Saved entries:
****
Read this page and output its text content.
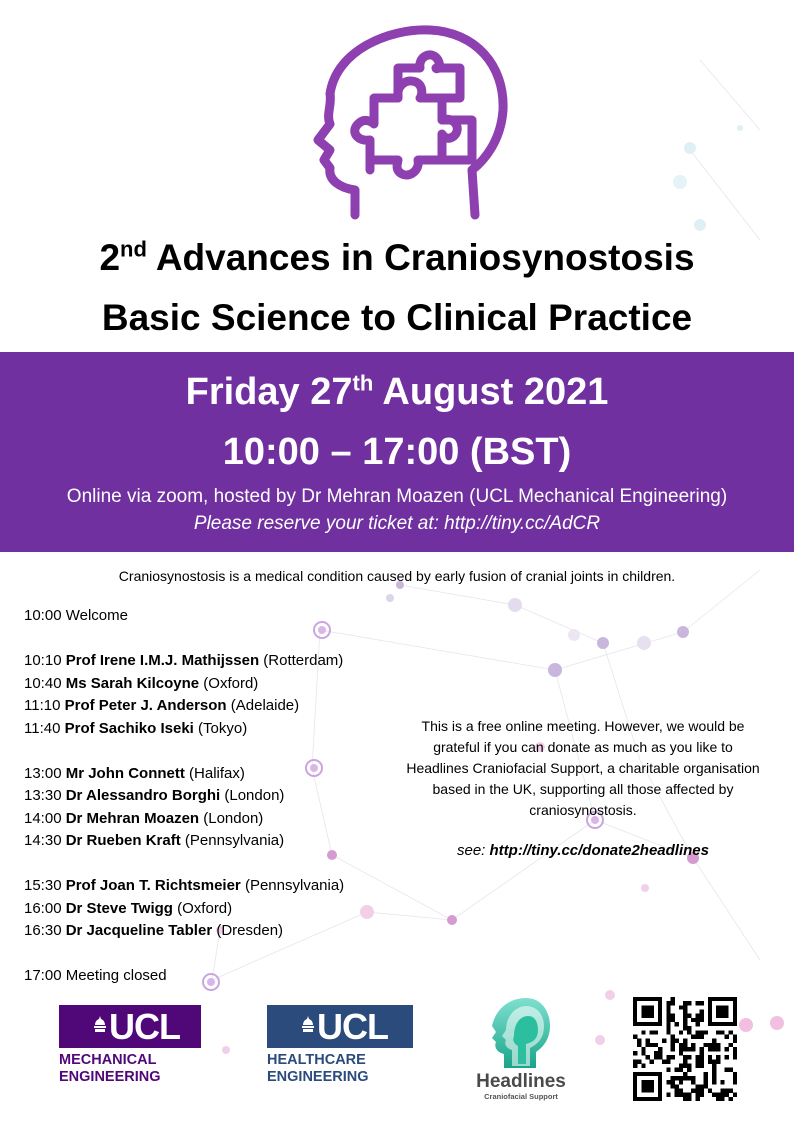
2nd Advances in Craniosynostosis
Basic Science to Clinical Practice
Friday 27th August 2021
10:00 – 17:00 (BST)
Online via zoom, hosted by Dr Mehran Moazen (UCL Mechanical Engineering)
Please reserve your ticket at: http://tiny.cc/AdCR
Craniosynostosis is a medical condition caused by early fusion of cranial joints in children.
10:00 Welcome
10:10 Prof Irene I.M.J. Mathijssen (Rotterdam)
10:40 Ms Sarah Kilcoyne (Oxford)
11:10 Prof Peter J. Anderson (Adelaide)
11:40 Prof Sachiko Iseki (Tokyo)
13:00 Mr John Connett (Halifax)
13:30 Dr Alessandro Borghi (London)
14:00 Dr Mehran Moazen (London)
14:30 Dr Rueben Kraft (Pennsylvania)
15:30 Prof Joan T. Richtsmeier (Pennsylvania)
16:00 Dr Steve Twigg (Oxford)
16:30 Dr Jacqueline Tabler (Dresden)
17:00 Meeting closed
This is a free online meeting. However, we would be grateful if you can donate as much as you like to Headlines Craniofacial Support, a charitable organisation based in the UK, supporting all those affected by craniosynostosis.
see: http://tiny.cc/donate2headlines
UCL
MECHANICAL
ENGINEERING
UCL
HEALTHCARE
ENGINEERING	Headlines
Craniofacial Support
****
- _WHAT YOU SHOULD DO_: Can you repeat every record above exactly, apart from the pictures?

- _OUTPUT BELOW_:
Read this page and output its text content.
2nd Advances in Craniosynostosis
Basic Science to Clinical Practice
Friday 27th August 2021
10:00 – 17:00 (BST)
Online via zoom, hosted by Dr Mehran Moazen (UCL Mechanical Engineering)
Please reserve your ticket at: http://tiny.cc/AdCR
Craniosynostosis is a medical condition caused by early fusion of cranial joints in children.
10:00 Welcome
10:10 Prof Irene I.M.J. Mathijssen (Rotterdam)
10:40 Ms Sarah Kilcoyne (Oxford)
11:10 Prof Peter J. Anderson (Adelaide)
11:40 Prof Sachiko Iseki (Tokyo)
13:00 Mr John Connett (Halifax)
13:30 Dr Alessandro Borghi (London)
14:00 Dr Mehran Moazen (London)
14:30 Dr Rueben Kraft (Pennsylvania)
15:30 Prof Joan T. Richtsmeier (Pennsylvania)
16:00 Dr Steve Twigg (Oxford)
16:30 Dr Jacqueline Tabler (Dresden)
17:00 Meeting closed
This is a free online meeting. However, we would be grateful if you can donate as much as you like to Headlines Craniofacial Support, a charitable organisation based in the UK, supporting all those affected by craniosynostosis.
see: http://tiny.cc/donate2headlines
UCL
MECHANICAL
ENGINEERING
UCL
HEALTHCARE
ENGINEERING	Headlines
Craniofacial Support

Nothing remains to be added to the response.